Material for this task ->
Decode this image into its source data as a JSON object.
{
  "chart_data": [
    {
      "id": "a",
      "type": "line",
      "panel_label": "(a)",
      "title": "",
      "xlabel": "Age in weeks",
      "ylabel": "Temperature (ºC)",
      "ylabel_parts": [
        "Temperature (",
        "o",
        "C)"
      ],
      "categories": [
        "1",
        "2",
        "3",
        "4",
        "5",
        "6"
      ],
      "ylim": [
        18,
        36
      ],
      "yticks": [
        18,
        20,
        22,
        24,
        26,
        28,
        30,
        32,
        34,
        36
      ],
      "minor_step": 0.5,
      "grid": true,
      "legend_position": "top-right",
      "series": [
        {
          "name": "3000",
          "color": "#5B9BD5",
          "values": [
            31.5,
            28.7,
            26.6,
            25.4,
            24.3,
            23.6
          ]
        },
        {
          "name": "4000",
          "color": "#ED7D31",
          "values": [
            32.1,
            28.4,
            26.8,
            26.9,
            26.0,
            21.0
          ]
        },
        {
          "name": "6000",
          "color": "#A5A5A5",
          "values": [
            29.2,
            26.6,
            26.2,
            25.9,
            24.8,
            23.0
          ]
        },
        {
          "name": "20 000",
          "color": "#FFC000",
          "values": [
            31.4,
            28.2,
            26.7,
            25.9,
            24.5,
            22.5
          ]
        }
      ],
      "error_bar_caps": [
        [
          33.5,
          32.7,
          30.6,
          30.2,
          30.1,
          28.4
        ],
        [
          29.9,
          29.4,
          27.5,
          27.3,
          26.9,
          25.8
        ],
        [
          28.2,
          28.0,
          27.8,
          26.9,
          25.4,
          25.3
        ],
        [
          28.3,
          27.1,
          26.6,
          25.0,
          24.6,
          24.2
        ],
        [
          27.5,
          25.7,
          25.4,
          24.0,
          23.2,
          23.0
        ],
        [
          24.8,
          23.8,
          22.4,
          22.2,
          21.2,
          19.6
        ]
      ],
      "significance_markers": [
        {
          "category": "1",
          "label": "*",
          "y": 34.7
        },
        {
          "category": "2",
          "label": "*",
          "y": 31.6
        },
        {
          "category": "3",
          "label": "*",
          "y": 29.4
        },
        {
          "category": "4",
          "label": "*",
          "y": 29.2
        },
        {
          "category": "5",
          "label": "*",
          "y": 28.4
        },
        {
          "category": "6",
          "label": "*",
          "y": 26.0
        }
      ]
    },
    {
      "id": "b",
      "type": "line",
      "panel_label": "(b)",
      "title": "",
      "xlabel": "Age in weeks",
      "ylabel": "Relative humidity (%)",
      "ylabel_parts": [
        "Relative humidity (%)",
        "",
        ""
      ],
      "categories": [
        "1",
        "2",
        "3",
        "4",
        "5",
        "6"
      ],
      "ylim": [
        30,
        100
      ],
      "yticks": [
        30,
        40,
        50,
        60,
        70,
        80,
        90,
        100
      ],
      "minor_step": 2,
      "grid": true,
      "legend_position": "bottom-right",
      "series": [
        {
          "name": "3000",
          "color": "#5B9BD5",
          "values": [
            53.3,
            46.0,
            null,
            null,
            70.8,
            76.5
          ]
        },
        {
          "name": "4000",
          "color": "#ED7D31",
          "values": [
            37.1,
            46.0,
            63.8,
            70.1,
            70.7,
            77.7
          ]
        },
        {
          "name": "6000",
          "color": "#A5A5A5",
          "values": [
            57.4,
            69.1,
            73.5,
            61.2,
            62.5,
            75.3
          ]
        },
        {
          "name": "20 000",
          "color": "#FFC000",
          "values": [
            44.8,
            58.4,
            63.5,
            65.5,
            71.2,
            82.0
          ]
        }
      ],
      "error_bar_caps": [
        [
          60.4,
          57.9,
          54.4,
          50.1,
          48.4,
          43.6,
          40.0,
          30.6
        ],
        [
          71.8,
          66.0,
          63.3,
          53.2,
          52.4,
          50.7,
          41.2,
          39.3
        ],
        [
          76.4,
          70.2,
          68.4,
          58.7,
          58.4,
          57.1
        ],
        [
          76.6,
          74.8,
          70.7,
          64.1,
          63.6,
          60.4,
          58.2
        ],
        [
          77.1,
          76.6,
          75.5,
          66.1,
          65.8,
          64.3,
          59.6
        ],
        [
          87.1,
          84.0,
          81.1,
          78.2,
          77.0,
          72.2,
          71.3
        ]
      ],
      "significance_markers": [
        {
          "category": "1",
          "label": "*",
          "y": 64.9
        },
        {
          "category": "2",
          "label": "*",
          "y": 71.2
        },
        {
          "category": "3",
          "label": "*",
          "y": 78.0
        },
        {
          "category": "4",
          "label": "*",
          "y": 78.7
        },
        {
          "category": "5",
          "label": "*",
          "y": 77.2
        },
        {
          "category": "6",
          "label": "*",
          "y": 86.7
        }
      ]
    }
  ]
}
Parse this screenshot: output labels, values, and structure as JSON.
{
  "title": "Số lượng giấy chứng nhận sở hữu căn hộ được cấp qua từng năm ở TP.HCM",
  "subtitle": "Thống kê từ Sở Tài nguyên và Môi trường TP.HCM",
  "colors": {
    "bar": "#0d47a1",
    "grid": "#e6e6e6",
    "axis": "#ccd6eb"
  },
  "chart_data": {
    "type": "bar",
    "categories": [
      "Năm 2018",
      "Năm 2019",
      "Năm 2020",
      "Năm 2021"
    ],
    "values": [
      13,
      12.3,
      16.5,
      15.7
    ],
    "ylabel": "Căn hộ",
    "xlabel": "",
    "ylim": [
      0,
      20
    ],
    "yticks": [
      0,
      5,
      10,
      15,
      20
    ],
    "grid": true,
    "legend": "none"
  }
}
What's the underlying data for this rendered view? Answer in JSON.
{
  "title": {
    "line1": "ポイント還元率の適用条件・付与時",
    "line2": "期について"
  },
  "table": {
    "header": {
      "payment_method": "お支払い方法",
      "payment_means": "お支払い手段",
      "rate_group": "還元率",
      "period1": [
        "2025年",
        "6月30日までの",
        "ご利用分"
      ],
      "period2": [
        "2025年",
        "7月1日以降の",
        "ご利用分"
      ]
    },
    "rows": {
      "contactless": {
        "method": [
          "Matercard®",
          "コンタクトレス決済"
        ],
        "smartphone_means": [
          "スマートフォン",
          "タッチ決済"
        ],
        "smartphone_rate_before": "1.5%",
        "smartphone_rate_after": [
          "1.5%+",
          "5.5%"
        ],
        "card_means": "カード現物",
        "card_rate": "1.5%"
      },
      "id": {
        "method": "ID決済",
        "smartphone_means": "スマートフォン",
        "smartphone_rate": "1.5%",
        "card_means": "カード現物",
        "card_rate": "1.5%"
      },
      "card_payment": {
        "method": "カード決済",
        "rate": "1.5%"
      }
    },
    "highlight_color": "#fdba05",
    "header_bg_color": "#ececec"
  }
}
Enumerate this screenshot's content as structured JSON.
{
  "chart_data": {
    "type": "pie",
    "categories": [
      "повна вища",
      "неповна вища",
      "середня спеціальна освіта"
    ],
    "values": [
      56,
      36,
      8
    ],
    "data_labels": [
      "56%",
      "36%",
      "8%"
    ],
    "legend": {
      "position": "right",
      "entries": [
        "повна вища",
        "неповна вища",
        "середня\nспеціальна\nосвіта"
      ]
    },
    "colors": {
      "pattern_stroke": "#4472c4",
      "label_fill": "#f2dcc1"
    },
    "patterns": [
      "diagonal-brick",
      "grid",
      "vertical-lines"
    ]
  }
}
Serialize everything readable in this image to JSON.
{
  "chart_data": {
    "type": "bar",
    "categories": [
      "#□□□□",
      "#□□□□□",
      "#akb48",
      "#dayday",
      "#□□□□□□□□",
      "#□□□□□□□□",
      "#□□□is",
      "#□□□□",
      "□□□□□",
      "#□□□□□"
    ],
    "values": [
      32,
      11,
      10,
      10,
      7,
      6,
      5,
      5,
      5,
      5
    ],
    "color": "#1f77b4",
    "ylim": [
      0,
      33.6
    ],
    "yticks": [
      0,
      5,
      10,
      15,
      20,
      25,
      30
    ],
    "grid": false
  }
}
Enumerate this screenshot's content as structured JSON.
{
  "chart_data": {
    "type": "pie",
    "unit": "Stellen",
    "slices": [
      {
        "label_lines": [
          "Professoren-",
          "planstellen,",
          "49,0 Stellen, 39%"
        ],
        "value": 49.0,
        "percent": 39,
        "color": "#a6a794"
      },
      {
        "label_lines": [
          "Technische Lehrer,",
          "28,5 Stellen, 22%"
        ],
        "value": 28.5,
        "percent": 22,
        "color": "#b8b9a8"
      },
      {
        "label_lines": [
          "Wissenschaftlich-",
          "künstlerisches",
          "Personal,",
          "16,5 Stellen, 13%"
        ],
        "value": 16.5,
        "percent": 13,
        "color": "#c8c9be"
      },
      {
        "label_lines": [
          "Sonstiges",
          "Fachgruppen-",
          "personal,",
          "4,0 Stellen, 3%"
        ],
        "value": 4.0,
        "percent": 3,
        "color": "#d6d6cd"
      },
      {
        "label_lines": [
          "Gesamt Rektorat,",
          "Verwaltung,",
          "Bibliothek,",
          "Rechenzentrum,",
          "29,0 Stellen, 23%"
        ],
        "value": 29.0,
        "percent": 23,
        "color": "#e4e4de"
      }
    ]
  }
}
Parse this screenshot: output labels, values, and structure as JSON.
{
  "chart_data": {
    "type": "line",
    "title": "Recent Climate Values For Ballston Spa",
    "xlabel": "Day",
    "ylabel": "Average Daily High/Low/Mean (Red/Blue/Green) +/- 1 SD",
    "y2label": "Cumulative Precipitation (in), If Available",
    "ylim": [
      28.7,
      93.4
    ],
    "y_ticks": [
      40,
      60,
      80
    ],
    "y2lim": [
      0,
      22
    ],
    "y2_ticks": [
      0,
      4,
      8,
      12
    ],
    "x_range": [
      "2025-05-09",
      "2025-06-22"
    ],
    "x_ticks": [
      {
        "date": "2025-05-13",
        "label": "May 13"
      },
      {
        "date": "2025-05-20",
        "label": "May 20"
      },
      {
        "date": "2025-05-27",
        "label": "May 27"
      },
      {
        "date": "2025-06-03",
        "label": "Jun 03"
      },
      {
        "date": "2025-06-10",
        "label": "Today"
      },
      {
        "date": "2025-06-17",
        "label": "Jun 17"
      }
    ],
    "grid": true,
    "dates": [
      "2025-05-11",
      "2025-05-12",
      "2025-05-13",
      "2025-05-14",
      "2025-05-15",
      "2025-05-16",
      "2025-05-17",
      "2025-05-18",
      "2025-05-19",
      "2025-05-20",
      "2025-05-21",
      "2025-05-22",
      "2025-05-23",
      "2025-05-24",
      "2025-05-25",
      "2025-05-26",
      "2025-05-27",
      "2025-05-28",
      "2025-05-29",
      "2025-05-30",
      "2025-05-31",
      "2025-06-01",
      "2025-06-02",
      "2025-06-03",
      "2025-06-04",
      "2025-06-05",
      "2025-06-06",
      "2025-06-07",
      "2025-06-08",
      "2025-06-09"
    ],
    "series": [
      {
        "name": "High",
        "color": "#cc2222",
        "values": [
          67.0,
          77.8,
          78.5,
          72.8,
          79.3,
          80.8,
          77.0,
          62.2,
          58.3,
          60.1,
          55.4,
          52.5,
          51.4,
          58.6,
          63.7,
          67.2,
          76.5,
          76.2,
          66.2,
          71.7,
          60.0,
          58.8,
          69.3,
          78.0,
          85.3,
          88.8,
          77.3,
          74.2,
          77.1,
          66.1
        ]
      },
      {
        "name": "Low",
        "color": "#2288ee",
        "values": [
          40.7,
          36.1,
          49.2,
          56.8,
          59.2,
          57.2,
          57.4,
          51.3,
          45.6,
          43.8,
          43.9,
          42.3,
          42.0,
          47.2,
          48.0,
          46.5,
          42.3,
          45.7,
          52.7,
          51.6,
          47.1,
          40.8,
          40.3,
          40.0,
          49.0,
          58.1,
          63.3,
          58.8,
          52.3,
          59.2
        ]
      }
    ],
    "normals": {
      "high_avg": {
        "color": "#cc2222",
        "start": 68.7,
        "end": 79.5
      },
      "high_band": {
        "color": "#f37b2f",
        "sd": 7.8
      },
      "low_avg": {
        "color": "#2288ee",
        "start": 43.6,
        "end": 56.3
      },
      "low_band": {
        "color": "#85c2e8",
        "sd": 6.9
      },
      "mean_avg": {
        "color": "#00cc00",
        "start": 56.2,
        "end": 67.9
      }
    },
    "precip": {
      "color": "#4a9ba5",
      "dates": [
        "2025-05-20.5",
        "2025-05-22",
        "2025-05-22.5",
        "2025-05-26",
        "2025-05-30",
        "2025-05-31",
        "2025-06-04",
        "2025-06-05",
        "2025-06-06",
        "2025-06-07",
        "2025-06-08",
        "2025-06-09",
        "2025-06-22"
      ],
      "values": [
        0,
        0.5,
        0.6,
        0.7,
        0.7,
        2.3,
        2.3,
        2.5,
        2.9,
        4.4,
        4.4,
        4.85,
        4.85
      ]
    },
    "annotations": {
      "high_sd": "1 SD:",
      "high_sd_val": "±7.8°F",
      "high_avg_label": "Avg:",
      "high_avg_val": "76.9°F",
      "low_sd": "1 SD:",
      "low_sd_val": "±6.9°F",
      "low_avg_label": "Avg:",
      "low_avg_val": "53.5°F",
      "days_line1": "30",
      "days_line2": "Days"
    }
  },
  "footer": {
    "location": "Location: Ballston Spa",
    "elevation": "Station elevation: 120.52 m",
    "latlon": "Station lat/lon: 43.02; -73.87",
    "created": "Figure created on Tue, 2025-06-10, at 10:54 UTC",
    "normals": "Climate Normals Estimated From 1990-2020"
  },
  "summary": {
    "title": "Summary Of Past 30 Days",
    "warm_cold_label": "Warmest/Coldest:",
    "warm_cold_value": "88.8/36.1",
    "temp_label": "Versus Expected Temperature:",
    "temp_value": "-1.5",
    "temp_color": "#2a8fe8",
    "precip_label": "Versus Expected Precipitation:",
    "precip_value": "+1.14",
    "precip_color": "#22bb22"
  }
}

Goal ->
Look over the listing above. Pick out and copy every line that includes "percent".

Reply ->
        "percent": 39,
        "percent": 22,
        "percent": 13,
        "percent": 3,
        "percent": 23,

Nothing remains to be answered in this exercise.